EXERCISE DETAILS >> Repeat the entire listing exactly.

RECORDS >>
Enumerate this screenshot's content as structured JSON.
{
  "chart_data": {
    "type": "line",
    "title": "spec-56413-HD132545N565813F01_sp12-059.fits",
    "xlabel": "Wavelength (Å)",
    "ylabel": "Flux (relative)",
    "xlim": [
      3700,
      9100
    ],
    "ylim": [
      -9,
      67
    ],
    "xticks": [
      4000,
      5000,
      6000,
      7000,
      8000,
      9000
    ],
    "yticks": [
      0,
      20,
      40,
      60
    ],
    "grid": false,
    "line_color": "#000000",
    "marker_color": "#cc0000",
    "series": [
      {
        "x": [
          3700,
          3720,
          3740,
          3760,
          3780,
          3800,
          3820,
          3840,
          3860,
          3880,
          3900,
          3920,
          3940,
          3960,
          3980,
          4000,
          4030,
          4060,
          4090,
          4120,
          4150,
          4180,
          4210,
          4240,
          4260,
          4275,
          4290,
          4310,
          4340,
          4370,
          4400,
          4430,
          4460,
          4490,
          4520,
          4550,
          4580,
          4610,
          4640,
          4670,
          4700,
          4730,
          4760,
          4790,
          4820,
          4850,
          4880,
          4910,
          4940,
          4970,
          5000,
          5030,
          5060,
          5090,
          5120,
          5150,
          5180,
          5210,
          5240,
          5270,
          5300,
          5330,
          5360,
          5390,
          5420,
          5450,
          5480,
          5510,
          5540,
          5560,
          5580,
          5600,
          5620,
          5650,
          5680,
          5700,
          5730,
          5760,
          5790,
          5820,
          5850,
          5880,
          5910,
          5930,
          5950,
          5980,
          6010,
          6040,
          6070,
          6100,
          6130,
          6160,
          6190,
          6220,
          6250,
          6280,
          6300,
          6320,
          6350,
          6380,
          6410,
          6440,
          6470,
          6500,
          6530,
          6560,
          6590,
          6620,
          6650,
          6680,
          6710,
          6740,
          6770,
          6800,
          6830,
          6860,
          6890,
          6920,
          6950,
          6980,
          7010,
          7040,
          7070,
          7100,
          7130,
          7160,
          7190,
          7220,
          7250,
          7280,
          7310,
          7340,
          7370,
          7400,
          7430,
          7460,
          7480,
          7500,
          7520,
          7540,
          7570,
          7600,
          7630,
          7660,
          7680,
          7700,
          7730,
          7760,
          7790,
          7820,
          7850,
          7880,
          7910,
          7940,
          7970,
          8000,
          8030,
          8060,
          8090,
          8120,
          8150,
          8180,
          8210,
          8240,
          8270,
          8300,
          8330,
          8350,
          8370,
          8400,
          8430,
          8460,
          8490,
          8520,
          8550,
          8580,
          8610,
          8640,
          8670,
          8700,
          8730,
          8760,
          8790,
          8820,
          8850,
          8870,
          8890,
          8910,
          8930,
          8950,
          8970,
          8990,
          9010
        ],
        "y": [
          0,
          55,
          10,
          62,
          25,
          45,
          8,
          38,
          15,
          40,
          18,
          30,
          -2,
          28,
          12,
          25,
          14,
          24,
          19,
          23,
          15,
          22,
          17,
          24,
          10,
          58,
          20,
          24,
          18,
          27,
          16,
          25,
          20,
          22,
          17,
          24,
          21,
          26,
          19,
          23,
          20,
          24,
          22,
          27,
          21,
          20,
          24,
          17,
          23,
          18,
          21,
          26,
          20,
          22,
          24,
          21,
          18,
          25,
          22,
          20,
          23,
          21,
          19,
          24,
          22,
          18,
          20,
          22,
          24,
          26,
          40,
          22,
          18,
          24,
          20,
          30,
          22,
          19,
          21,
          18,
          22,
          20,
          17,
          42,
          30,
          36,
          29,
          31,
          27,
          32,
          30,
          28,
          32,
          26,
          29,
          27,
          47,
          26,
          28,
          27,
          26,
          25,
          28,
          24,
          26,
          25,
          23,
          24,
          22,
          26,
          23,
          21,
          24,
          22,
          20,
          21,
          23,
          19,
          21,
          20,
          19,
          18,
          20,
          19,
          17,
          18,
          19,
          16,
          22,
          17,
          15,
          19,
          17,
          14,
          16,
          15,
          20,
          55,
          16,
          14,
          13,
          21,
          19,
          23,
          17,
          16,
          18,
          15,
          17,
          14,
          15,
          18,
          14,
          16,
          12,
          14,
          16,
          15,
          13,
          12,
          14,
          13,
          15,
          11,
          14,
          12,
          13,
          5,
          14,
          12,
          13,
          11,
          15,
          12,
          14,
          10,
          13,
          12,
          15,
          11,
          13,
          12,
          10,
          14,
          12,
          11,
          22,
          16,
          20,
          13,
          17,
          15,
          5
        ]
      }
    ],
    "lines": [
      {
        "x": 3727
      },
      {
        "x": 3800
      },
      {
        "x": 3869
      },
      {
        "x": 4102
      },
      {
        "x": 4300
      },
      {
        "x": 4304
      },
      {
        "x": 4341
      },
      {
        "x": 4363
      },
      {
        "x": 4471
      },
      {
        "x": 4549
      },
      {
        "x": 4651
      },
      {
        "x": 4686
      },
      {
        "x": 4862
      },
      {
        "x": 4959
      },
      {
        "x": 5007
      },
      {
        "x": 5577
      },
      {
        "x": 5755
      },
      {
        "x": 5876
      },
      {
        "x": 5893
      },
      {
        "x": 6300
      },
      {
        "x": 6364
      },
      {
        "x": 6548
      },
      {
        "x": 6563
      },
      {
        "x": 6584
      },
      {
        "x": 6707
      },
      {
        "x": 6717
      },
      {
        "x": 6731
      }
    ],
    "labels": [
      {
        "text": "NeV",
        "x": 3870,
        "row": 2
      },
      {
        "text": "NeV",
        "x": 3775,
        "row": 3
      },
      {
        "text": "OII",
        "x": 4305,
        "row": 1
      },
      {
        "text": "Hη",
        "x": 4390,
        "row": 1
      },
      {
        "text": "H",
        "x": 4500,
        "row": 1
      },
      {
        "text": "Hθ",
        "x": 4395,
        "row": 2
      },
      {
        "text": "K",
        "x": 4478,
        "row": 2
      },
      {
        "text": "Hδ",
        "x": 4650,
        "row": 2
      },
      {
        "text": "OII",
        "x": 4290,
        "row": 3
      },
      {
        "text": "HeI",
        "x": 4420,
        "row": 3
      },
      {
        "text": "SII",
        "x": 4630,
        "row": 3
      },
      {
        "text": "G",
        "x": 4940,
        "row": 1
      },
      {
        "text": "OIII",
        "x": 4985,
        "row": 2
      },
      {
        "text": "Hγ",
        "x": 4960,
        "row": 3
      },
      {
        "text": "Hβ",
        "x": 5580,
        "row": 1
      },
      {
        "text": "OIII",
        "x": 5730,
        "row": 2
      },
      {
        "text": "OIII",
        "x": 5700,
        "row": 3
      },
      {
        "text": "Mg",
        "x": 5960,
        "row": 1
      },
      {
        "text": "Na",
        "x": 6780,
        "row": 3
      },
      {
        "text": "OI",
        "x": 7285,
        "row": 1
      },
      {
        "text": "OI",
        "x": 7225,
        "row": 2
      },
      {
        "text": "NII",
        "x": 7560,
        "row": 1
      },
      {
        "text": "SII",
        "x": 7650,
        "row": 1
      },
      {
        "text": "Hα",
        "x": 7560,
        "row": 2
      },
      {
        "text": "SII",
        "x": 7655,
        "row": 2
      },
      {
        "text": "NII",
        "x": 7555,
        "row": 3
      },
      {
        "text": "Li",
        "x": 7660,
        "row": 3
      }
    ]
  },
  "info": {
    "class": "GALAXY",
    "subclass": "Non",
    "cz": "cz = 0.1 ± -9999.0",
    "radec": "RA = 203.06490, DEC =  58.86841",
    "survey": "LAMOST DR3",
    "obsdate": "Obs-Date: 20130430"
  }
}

SOLUTION BELOW >>
Enumerate this screenshot's content as structured JSON.
{
  "chart_data": {
    "type": "line",
    "title": "spec-56413-HD132545N565813F01_sp12-059.fits",
    "xlabel": "Wavelength (Å)",
    "ylabel": "Flux (relative)",
    "xlim": [
      3700,
      9100
    ],
    "ylim": [
      -9,
      67
    ],
    "xticks": [
      4000,
      5000,
      6000,
      7000,
      8000,
      9000
    ],
    "yticks": [
      0,
      20,
      40,
      60
    ],
    "grid": false,
    "line_color": "#000000",
    "marker_color": "#cc0000",
    "series": [
      {
        "x": [
          3700,
          3720,
          3740,
          3760,
          3780,
          3800,
          3820,
          3840,
          3860,
          3880,
          3900,
          3920,
          3940,
          3960,
          3980,
          4000,
          4030,
          4060,
          4090,
          4120,
          4150,
          4180,
          4210,
          4240,
          4260,
          4275,
          4290,
          4310,
          4340,
          4370,
          4400,
          4430,
          4460,
          4490,
          4520,
          4550,
          4580,
          4610,
          4640,
          4670,
          4700,
          4730,
          4760,
          4790,
          4820,
          4850,
          4880,
          4910,
          4940,
          4970,
          5000,
          5030,
          5060,
          5090,
          5120,
          5150,
          5180,
          5210,
          5240,
          5270,
          5300,
          5330,
          5360,
          5390,
          5420,
          5450,
          5480,
          5510,
          5540,
          5560,
          5580,
          5600,
          5620,
          5650,
          5680,
          5700,
          5730,
          5760,
          5790,
          5820,
          5850,
          5880,
          5910,
          5930,
          5950,
          5980,
          6010,
          6040,
          6070,
          6100,
          6130,
          6160,
          6190,
          6220,
          6250,
          6280,
          6300,
          6320,
          6350,
          6380,
          6410,
          6440,
          6470,
          6500,
          6530,
          6560,
          6590,
          6620,
          6650,
          6680,
          6710,
          6740,
          6770,
          6800,
          6830,
          6860,
          6890,
          6920,
          6950,
          6980,
          7010,
          7040,
          7070,
          7100,
          7130,
          7160,
          7190,
          7220,
          7250,
          7280,
          7310,
          7340,
          7370,
          7400,
          7430,
          7460,
          7480,
          7500,
          7520,
          7540,
          7570,
          7600,
          7630,
          7660,
          7680,
          7700,
          7730,
          7760,
          7790,
          7820,
          7850,
          7880,
          7910,
          7940,
          7970,
          8000,
          8030,
          8060,
          8090,
          8120,
          8150,
          8180,
          8210,
          8240,
          8270,
          8300,
          8330,
          8350,
          8370,
          8400,
          8430,
          8460,
          8490,
          8520,
          8550,
          8580,
          8610,
          8640,
          8670,
          8700,
          8730,
          8760,
          8790,
          8820,
          8850,
          8870,
          8890,
          8910,
          8930,
          8950,
          8970,
          8990,
          9010
        ],
        "y": [
          0,
          55,
          10,
          62,
          25,
          45,
          8,
          38,
          15,
          40,
          18,
          30,
          -2,
          28,
          12,
          25,
          14,
          24,
          19,
          23,
          15,
          22,
          17,
          24,
          10,
          58,
          20,
          24,
          18,
          27,
          16,
          25,
          20,
          22,
          17,
          24,
          21,
          26,
          19,
          23,
          20,
          24,
          22,
          27,
          21,
          20,
          24,
          17,
          23,
          18,
          21,
          26,
          20,
          22,
          24,
          21,
          18,
          25,
          22,
          20,
          23,
          21,
          19,
          24,
          22,
          18,
          20,
          22,
          24,
          26,
          40,
          22,
          18,
          24,
          20,
          30,
          22,
          19,
          21,
          18,
          22,
          20,
          17,
          42,
          30,
          36,
          29,
          31,
          27,
          32,
          30,
          28,
          32,
          26,
          29,
          27,
          47,
          26,
          28,
          27,
          26,
          25,
          28,
          24,
          26,
          25,
          23,
          24,
          22,
          26,
          23,
          21,
          24,
          22,
          20,
          21,
          23,
          19,
          21,
          20,
          19,
          18,
          20,
          19,
          17,
          18,
          19,
          16,
          22,
          17,
          15,
          19,
          17,
          14,
          16,
          15,
          20,
          55,
          16,
          14,
          13,
          21,
          19,
          23,
          17,
          16,
          18,
          15,
          17,
          14,
          15,
          18,
          14,
          16,
          12,
          14,
          16,
          15,
          13,
          12,
          14,
          13,
          15,
          11,
          14,
          12,
          13,
          5,
          14,
          12,
          13,
          11,
          15,
          12,
          14,
          10,
          13,
          12,
          15,
          11,
          13,
          12,
          10,
          14,
          12,
          11,
          22,
          16,
          20,
          13,
          17,
          15,
          5
        ]
      }
    ],
    "lines": [
      {
        "x": 3727
      },
      {
        "x": 3800
      },
      {
        "x": 3869
      },
      {
        "x": 4102
      },
      {
        "x": 4300
      },
      {
        "x": 4304
      },
      {
        "x": 4341
      },
      {
        "x": 4363
      },
      {
        "x": 4471
      },
      {
        "x": 4549
      },
      {
        "x": 4651
      },
      {
        "x": 4686
      },
      {
        "x": 4862
      },
      {
        "x": 4959
      },
      {
        "x": 5007
      },
      {
        "x": 5577
      },
      {
        "x": 5755
      },
      {
        "x": 5876
      },
      {
        "x": 5893
      },
      {
        "x": 6300
      },
      {
        "x": 6364
      },
      {
        "x": 6548
      },
      {
        "x": 6563
      },
      {
        "x": 6584
      },
      {
        "x": 6707
      },
      {
        "x": 6717
      },
      {
        "x": 6731
      }
    ],
    "labels": [
      {
        "text": "NeV",
        "x": 3870,
        "row": 2
      },
      {
        "text": "NeV",
        "x": 3775,
        "row": 3
      },
      {
        "text": "OII",
        "x": 4305,
        "row": 1
      },
      {
        "text": "Hη",
        "x": 4390,
        "row": 1
      },
      {
        "text": "H",
        "x": 4500,
        "row": 1
      },
      {
        "text": "Hθ",
        "x": 4395,
        "row": 2
      },
      {
        "text": "K",
        "x": 4478,
        "row": 2
      },
      {
        "text": "Hδ",
        "x": 4650,
        "row": 2
      },
      {
        "text": "OII",
        "x": 4290,
        "row": 3
      },
      {
        "text": "HeI",
        "x": 4420,
        "row": 3
      },
      {
        "text": "SII",
        "x": 4630,
        "row": 3
      },
      {
        "text": "G",
        "x": 4940,
        "row": 1
      },
      {
        "text": "OIII",
        "x": 4985,
        "row": 2
      },
      {
        "text": "Hγ",
        "x": 4960,
        "row": 3
      },
      {
        "text": "Hβ",
        "x": 5580,
        "row": 1
      },
      {
        "text": "OIII",
        "x": 5730,
        "row": 2
      },
      {
        "text": "OIII",
        "x": 5700,
        "row": 3
      },
      {
        "text": "Mg",
        "x": 5960,
        "row": 1
      },
      {
        "text": "Na",
        "x": 6780,
        "row": 3
      },
      {
        "text": "OI",
        "x": 7285,
        "row": 1
      },
      {
        "text": "OI",
        "x": 7225,
        "row": 2
      },
      {
        "text": "NII",
        "x": 7560,
        "row": 1
      },
      {
        "text": "SII",
        "x": 7650,
        "row": 1
      },
      {
        "text": "Hα",
        "x": 7560,
        "row": 2
      },
      {
        "text": "SII",
        "x": 7655,
        "row": 2
      },
      {
        "text": "NII",
        "x": 7555,
        "row": 3
      },
      {
        "text": "Li",
        "x": 7660,
        "row": 3
      }
    ]
  },
  "info": {
    "class": "GALAXY",
    "subclass": "Non",
    "cz": "cz = 0.1 ± -9999.0",
    "radec": "RA = 203.06490, DEC =  58.86841",
    "survey": "LAMOST DR3",
    "obsdate": "Obs-Date: 20130430"
  }
}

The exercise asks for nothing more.